→ Aim of the exercise: Quote each record exactly, please, leaving none out.

→ Data listing:
★ ★ ★

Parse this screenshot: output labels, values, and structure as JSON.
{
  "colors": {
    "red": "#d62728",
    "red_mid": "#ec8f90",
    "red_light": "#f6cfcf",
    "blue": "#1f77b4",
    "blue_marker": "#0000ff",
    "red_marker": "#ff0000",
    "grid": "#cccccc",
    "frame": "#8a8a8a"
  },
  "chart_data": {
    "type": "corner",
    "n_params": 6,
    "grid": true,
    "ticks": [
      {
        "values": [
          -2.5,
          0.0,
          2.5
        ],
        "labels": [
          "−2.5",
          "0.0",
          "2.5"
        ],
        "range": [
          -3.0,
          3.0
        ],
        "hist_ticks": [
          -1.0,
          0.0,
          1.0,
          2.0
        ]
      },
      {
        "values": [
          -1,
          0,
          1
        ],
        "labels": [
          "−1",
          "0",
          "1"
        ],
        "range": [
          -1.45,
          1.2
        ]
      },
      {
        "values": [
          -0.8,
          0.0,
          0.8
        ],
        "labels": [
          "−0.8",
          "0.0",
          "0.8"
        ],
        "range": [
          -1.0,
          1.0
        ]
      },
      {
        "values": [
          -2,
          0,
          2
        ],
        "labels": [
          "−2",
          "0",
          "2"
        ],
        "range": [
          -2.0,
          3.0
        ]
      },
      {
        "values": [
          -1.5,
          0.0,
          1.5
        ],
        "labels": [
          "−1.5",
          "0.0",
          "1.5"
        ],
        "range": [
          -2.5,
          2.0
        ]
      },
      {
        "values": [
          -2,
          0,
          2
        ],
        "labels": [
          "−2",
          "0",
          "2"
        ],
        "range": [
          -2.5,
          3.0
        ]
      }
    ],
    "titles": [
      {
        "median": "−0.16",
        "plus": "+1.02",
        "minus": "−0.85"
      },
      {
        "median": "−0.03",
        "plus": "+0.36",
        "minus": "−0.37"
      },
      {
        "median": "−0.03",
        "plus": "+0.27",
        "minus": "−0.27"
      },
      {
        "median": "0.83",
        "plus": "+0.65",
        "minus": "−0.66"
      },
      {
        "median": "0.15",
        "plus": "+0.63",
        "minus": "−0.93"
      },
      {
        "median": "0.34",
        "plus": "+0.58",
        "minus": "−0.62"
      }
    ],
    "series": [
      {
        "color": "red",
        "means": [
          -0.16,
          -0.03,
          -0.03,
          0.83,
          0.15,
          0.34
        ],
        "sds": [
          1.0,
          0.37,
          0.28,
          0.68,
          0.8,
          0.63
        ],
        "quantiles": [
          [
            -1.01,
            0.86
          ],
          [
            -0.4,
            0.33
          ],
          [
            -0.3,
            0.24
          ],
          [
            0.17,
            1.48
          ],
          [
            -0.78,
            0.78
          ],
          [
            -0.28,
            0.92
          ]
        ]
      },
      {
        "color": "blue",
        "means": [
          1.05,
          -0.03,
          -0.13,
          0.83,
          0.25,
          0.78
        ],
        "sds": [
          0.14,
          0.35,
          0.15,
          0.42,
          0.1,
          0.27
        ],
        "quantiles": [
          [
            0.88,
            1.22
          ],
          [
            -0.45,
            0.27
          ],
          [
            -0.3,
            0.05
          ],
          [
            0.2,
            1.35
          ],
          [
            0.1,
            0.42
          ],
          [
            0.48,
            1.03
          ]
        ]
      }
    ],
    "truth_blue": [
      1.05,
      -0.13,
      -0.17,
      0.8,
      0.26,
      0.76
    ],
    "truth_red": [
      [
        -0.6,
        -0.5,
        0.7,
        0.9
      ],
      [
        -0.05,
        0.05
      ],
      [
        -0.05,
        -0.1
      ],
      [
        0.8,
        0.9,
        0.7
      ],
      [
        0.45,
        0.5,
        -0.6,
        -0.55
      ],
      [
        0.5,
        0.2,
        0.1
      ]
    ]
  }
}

★ ★ ★

→ Solved problem:
Parse this screenshot: output labels, values, and structure as JSON.
{
  "colors": {
    "red": "#d62728",
    "red_mid": "#ec8f90",
    "red_light": "#f6cfcf",
    "blue": "#1f77b4",
    "blue_marker": "#0000ff",
    "red_marker": "#ff0000",
    "grid": "#cccccc",
    "frame": "#8a8a8a"
  },
  "chart_data": {
    "type": "corner",
    "n_params": 6,
    "grid": true,
    "ticks": [
      {
        "values": [
          -2.5,
          0.0,
          2.5
        ],
        "labels": [
          "−2.5",
          "0.0",
          "2.5"
        ],
        "range": [
          -3.0,
          3.0
        ],
        "hist_ticks": [
          -1.0,
          0.0,
          1.0,
          2.0
        ]
      },
      {
        "values": [
          -1,
          0,
          1
        ],
        "labels": [
          "−1",
          "0",
          "1"
        ],
        "range": [
          -1.45,
          1.2
        ]
      },
      {
        "values": [
          -0.8,
          0.0,
          0.8
        ],
        "labels": [
          "−0.8",
          "0.0",
          "0.8"
        ],
        "range": [
          -1.0,
          1.0
        ]
      },
      {
        "values": [
          -2,
          0,
          2
        ],
        "labels": [
          "−2",
          "0",
          "2"
        ],
        "range": [
          -2.0,
          3.0
        ]
      },
      {
        "values": [
          -1.5,
          0.0,
          1.5
        ],
        "labels": [
          "−1.5",
          "0.0",
          "1.5"
        ],
        "range": [
          -2.5,
          2.0
        ]
      },
      {
        "values": [
          -2,
          0,
          2
        ],
        "labels": [
          "−2",
          "0",
          "2"
        ],
        "range": [
          -2.5,
          3.0
        ]
      }
    ],
    "titles": [
      {
        "median": "−0.16",
        "plus": "+1.02",
        "minus": "−0.85"
      },
      {
        "median": "−0.03",
        "plus": "+0.36",
        "minus": "−0.37"
      },
      {
        "median": "−0.03",
        "plus": "+0.27",
        "minus": "−0.27"
      },
      {
        "median": "0.83",
        "plus": "+0.65",
        "minus": "−0.66"
      },
      {
        "median": "0.15",
        "plus": "+0.63",
        "minus": "−0.93"
      },
      {
        "median": "0.34",
        "plus": "+0.58",
        "minus": "−0.62"
      }
    ],
    "series": [
      {
        "color": "red",
        "means": [
          -0.16,
          -0.03,
          -0.03,
          0.83,
          0.15,
          0.34
        ],
        "sds": [
          1.0,
          0.37,
          0.28,
          0.68,
          0.8,
          0.63
        ],
        "quantiles": [
          [
            -1.01,
            0.86
          ],
          [
            -0.4,
            0.33
          ],
          [
            -0.3,
            0.24
          ],
          [
            0.17,
            1.48
          ],
          [
            -0.78,
            0.78
          ],
          [
            -0.28,
            0.92
          ]
        ]
      },
      {
        "color": "blue",
        "means": [
          1.05,
          -0.03,
          -0.13,
          0.83,
          0.25,
          0.78
        ],
        "sds": [
          0.14,
          0.35,
          0.15,
          0.42,
          0.1,
          0.27
        ],
        "quantiles": [
          [
            0.88,
            1.22
          ],
          [
            -0.45,
            0.27
          ],
          [
            -0.3,
            0.05
          ],
          [
            0.2,
            1.35
          ],
          [
            0.1,
            0.42
          ],
          [
            0.48,
            1.03
          ]
        ]
      }
    ],
    "truth_blue": [
      1.05,
      -0.13,
      -0.17,
      0.8,
      0.26,
      0.76
    ],
    "truth_red": [
      [
        -0.6,
        -0.5,
        0.7,
        0.9
      ],
      [
        -0.05,
        0.05
      ],
      [
        -0.05,
        -0.1
      ],
      [
        0.8,
        0.9,
        0.7
      ],
      [
        0.45,
        0.5,
        -0.6,
        -0.55
      ],
      [
        0.5,
        0.2,
        0.1
      ]
    ]
  }
}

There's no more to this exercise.